## Start
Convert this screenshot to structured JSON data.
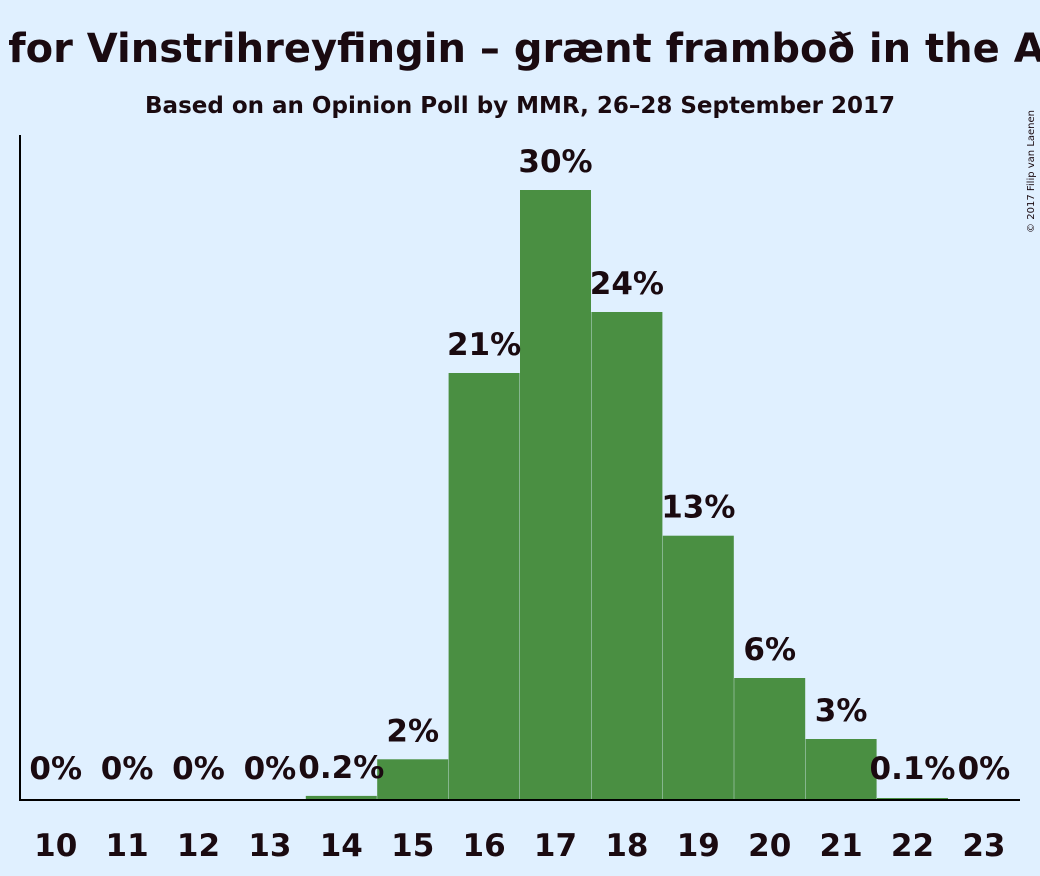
{
  "chart_data": {
    "type": "bar",
    "title": "Seats for Vinstrihreyfingin – grænt framboð in the Alþingi",
    "subtitle": "Based on an Opinion Poll by MMR, 26–28 September 2017",
    "copyright": "© 2017 Filip van Laenen",
    "categories": [
      "10",
      "11",
      "12",
      "13",
      "14",
      "15",
      "16",
      "17",
      "18",
      "19",
      "20",
      "21",
      "22",
      "23"
    ],
    "values": [
      0,
      0,
      0,
      0,
      0.2,
      2,
      21,
      30,
      24,
      13,
      6,
      3,
      0.1,
      0
    ],
    "labels": [
      "0%",
      "0%",
      "0%",
      "0%",
      "0.2%",
      "2%",
      "21%",
      "30%",
      "24%",
      "13%",
      "6%",
      "3%",
      "0.1%",
      "0%"
    ],
    "ylim": [
      0,
      30
    ],
    "xlabel": "",
    "ylabel": "",
    "bar_color": "#4a8f42",
    "background_color": "#E0F0FF",
    "text_color": "#1a0a10"
  }
}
## End
**WORK INSTRUCTIONS**
With the pictures omitted, reproduce the records in full and exactly.

**ANSWER TO THIS PROBLEM**
Convert this screenshot to structured JSON data.
{
  "chart_data": {
    "type": "bar",
    "title": "Seats for Vinstrihreyfingin – grænt framboð in the Alþingi",
    "subtitle": "Based on an Opinion Poll by MMR, 26–28 September 2017",
    "copyright": "© 2017 Filip van Laenen",
    "categories": [
      "10",
      "11",
      "12",
      "13",
      "14",
      "15",
      "16",
      "17",
      "18",
      "19",
      "20",
      "21",
      "22",
      "23"
    ],
    "values": [
      0,
      0,
      0,
      0,
      0.2,
      2,
      21,
      30,
      24,
      13,
      6,
      3,
      0.1,
      0
    ],
    "labels": [
      "0%",
      "0%",
      "0%",
      "0%",
      "0.2%",
      "2%",
      "21%",
      "30%",
      "24%",
      "13%",
      "6%",
      "3%",
      "0.1%",
      "0%"
    ],
    "ylim": [
      0,
      30
    ],
    "xlabel": "",
    "ylabel": "",
    "bar_color": "#4a8f42",
    "background_color": "#E0F0FF",
    "text_color": "#1a0a10"
  }
}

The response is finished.